━━ RECORDS SHOWN ━━
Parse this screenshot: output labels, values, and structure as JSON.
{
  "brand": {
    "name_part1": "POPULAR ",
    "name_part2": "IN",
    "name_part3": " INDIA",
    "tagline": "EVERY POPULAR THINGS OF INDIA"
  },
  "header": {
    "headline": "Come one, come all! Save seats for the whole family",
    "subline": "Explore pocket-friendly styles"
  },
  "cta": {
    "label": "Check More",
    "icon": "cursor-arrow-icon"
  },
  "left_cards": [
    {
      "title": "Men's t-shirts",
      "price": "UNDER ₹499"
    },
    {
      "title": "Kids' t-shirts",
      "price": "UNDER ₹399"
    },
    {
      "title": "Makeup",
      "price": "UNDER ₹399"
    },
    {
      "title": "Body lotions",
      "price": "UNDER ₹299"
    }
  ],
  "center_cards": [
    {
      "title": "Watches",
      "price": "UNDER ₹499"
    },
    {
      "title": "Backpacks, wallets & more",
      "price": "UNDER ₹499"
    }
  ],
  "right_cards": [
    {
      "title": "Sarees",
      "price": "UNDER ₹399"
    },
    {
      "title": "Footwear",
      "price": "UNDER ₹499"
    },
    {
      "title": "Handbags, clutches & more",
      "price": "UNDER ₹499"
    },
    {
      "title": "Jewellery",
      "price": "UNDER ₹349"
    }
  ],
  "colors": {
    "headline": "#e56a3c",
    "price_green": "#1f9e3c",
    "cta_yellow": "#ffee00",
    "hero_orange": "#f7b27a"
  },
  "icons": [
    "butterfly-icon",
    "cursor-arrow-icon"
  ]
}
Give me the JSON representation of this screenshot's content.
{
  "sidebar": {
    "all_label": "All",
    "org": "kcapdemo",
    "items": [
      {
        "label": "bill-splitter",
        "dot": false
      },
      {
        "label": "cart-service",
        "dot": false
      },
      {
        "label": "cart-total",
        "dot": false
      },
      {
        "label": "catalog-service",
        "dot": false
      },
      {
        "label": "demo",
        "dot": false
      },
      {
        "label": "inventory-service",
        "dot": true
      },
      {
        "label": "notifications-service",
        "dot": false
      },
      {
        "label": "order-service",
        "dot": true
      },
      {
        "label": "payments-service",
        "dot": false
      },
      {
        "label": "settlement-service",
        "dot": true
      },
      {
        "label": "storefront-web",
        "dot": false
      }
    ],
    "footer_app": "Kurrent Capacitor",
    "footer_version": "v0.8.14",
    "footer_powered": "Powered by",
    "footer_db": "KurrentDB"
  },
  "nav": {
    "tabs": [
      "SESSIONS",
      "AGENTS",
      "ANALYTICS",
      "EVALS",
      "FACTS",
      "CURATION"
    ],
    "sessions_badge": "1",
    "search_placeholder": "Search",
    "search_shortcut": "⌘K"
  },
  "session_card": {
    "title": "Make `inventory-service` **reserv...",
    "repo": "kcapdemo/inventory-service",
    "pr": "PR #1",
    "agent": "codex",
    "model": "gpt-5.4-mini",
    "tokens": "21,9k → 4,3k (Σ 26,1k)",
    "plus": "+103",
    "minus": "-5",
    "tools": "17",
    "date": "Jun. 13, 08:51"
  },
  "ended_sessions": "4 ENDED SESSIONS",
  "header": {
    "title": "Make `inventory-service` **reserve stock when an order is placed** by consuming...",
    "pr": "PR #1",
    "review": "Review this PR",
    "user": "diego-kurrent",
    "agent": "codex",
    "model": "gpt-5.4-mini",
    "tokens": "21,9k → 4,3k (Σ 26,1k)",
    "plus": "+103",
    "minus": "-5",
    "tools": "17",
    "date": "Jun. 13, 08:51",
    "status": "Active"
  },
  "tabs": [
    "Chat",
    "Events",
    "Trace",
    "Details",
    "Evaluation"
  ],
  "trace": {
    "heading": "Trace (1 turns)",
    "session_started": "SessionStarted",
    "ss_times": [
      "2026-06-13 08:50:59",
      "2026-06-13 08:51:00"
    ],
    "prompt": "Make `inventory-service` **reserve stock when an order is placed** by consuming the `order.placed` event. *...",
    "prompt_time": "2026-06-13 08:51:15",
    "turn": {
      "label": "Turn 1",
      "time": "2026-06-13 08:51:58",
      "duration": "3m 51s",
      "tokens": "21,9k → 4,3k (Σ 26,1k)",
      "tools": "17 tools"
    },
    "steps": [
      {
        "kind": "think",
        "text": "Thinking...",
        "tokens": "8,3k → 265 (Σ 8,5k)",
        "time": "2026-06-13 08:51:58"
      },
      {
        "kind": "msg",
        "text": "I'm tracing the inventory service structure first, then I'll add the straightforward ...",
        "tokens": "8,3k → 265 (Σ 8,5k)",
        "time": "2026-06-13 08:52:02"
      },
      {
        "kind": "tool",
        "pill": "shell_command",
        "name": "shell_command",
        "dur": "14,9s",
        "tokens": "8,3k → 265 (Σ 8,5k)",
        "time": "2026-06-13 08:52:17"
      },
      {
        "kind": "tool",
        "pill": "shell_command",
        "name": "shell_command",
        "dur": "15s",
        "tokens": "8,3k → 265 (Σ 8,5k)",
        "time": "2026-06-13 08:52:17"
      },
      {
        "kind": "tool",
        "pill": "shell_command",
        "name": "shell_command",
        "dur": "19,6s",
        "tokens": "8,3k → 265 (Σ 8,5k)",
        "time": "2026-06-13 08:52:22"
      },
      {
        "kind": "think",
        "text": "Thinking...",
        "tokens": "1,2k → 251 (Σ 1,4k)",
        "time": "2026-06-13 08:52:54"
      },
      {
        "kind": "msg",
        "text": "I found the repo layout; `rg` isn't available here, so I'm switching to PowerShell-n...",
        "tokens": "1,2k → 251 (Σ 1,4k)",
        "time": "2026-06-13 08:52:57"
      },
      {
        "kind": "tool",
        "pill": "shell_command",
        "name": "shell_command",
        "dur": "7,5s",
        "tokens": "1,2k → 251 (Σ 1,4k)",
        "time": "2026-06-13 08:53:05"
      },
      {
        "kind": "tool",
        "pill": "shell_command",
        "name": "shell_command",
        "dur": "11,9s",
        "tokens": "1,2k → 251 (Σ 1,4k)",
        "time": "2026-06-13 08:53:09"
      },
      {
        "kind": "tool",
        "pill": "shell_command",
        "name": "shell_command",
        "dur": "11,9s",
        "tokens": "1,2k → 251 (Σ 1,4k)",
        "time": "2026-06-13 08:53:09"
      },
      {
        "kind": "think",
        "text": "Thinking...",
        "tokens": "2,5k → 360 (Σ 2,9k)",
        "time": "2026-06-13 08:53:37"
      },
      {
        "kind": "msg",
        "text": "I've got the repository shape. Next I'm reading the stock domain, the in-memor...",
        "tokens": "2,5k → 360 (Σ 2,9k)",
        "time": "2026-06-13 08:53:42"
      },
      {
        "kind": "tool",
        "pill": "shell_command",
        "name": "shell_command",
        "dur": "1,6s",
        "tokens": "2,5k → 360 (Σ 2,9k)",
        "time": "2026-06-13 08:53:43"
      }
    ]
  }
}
━━━
- YOUR INSTRUCTIONS: Your task is to extract all of the records exactly.

- RESULT:
Parse this screenshot: output labels, values, and structure as JSON.
{
  "brand": {
    "name_part1": "POPULAR ",
    "name_part2": "IN",
    "name_part3": " INDIA",
    "tagline": "EVERY POPULAR THINGS OF INDIA"
  },
  "header": {
    "headline": "Come one, come all! Save seats for the whole family",
    "subline": "Explore pocket-friendly styles"
  },
  "cta": {
    "label": "Check More",
    "icon": "cursor-arrow-icon"
  },
  "left_cards": [
    {
      "title": "Men's t-shirts",
      "price": "UNDER ₹499"
    },
    {
      "title": "Kids' t-shirts",
      "price": "UNDER ₹399"
    },
    {
      "title": "Makeup",
      "price": "UNDER ₹399"
    },
    {
      "title": "Body lotions",
      "price": "UNDER ₹299"
    }
  ],
  "center_cards": [
    {
      "title": "Watches",
      "price": "UNDER ₹499"
    },
    {
      "title": "Backpacks, wallets & more",
      "price": "UNDER ₹499"
    }
  ],
  "right_cards": [
    {
      "title": "Sarees",
      "price": "UNDER ₹399"
    },
    {
      "title": "Footwear",
      "price": "UNDER ₹499"
    },
    {
      "title": "Handbags, clutches & more",
      "price": "UNDER ₹499"
    },
    {
      "title": "Jewellery",
      "price": "UNDER ₹349"
    }
  ],
  "colors": {
    "headline": "#e56a3c",
    "price_green": "#1f9e3c",
    "cta_yellow": "#ffee00",
    "hero_orange": "#f7b27a"
  },
  "icons": [
    "butterfly-icon",
    "cursor-arrow-icon"
  ]
}
Give me the JSON representation of this screenshot's content.
{
  "sidebar": {
    "all_label": "All",
    "org": "kcapdemo",
    "items": [
      {
        "label": "bill-splitter",
        "dot": false
      },
      {
        "label": "cart-service",
        "dot": false
      },
      {
        "label": "cart-total",
        "dot": false
      },
      {
        "label": "catalog-service",
        "dot": false
      },
      {
        "label": "demo",
        "dot": false
      },
      {
        "label": "inventory-service",
        "dot": true
      },
      {
        "label": "notifications-service",
        "dot": false
      },
      {
        "label": "order-service",
        "dot": true
      },
      {
        "label": "payments-service",
        "dot": false
      },
      {
        "label": "settlement-service",
        "dot": true
      },
      {
        "label": "storefront-web",
        "dot": false
      }
    ],
    "footer_app": "Kurrent Capacitor",
    "footer_version": "v0.8.14",
    "footer_powered": "Powered by",
    "footer_db": "KurrentDB"
  },
  "nav": {
    "tabs": [
      "SESSIONS",
      "AGENTS",
      "ANALYTICS",
      "EVALS",
      "FACTS",
      "CURATION"
    ],
    "sessions_badge": "1",
    "search_placeholder": "Search",
    "search_shortcut": "⌘K"
  },
  "session_card": {
    "title": "Make `inventory-service` **reserv...",
    "repo": "kcapdemo/inventory-service",
    "pr": "PR #1",
    "agent": "codex",
    "model": "gpt-5.4-mini",
    "tokens": "21,9k → 4,3k (Σ 26,1k)",
    "plus": "+103",
    "minus": "-5",
    "tools": "17",
    "date": "Jun. 13, 08:51"
  },
  "ended_sessions": "4 ENDED SESSIONS",
  "header": {
    "title": "Make `inventory-service` **reserve stock when an order is placed** by consuming...",
    "pr": "PR #1",
    "review": "Review this PR",
    "user": "diego-kurrent",
    "agent": "codex",
    "model": "gpt-5.4-mini",
    "tokens": "21,9k → 4,3k (Σ 26,1k)",
    "plus": "+103",
    "minus": "-5",
    "tools": "17",
    "date": "Jun. 13, 08:51",
    "status": "Active"
  },
  "tabs": [
    "Chat",
    "Events",
    "Trace",
    "Details",
    "Evaluation"
  ],
  "trace": {
    "heading": "Trace (1 turns)",
    "session_started": "SessionStarted",
    "ss_times": [
      "2026-06-13 08:50:59",
      "2026-06-13 08:51:00"
    ],
    "prompt": "Make `inventory-service` **reserve stock when an order is placed** by consuming the `order.placed` event. *...",
    "prompt_time": "2026-06-13 08:51:15",
    "turn": {
      "label": "Turn 1",
      "time": "2026-06-13 08:51:58",
      "duration": "3m 51s",
      "tokens": "21,9k → 4,3k (Σ 26,1k)",
      "tools": "17 tools"
    },
    "steps": [
      {
        "kind": "think",
        "text": "Thinking...",
        "tokens": "8,3k → 265 (Σ 8,5k)",
        "time": "2026-06-13 08:51:58"
      },
      {
        "kind": "msg",
        "text": "I'm tracing the inventory service structure first, then I'll add the straightforward ...",
        "tokens": "8,3k → 265 (Σ 8,5k)",
        "time": "2026-06-13 08:52:02"
      },
      {
        "kind": "tool",
        "pill": "shell_command",
        "name": "shell_command",
        "dur": "14,9s",
        "tokens": "8,3k → 265 (Σ 8,5k)",
        "time": "2026-06-13 08:52:17"
      },
      {
        "kind": "tool",
        "pill": "shell_command",
        "name": "shell_command",
        "dur": "15s",
        "tokens": "8,3k → 265 (Σ 8,5k)",
        "time": "2026-06-13 08:52:17"
      },
      {
        "kind": "tool",
        "pill": "shell_command",
        "name": "shell_command",
        "dur": "19,6s",
        "tokens": "8,3k → 265 (Σ 8,5k)",
        "time": "2026-06-13 08:52:22"
      },
      {
        "kind": "think",
        "text": "Thinking...",
        "tokens": "1,2k → 251 (Σ 1,4k)",
        "time": "2026-06-13 08:52:54"
      },
      {
        "kind": "msg",
        "text": "I found the repo layout; `rg` isn't available here, so I'm switching to PowerShell-n...",
        "tokens": "1,2k → 251 (Σ 1,4k)",
        "time": "2026-06-13 08:52:57"
      },
      {
        "kind": "tool",
        "pill": "shell_command",
        "name": "shell_command",
        "dur": "7,5s",
        "tokens": "1,2k → 251 (Σ 1,4k)",
        "time": "2026-06-13 08:53:05"
      },
      {
        "kind": "tool",
        "pill": "shell_command",
        "name": "shell_command",
        "dur": "11,9s",
        "tokens": "1,2k → 251 (Σ 1,4k)",
        "time": "2026-06-13 08:53:09"
      },
      {
        "kind": "tool",
        "pill": "shell_command",
        "name": "shell_command",
        "dur": "11,9s",
        "tokens": "1,2k → 251 (Σ 1,4k)",
        "time": "2026-06-13 08:53:09"
      },
      {
        "kind": "think",
        "text": "Thinking...",
        "tokens": "2,5k → 360 (Σ 2,9k)",
        "time": "2026-06-13 08:53:37"
      },
      {
        "kind": "msg",
        "text": "I've got the repository shape. Next I'm reading the stock domain, the in-memor...",
        "tokens": "2,5k → 360 (Σ 2,9k)",
        "time": "2026-06-13 08:53:42"
      },
      {
        "kind": "tool",
        "pill": "shell_command",
        "name": "shell_command",
        "dur": "1,6s",
        "tokens": "2,5k → 360 (Σ 2,9k)",
        "time": "2026-06-13 08:53:43"
      }
    ]
  }
}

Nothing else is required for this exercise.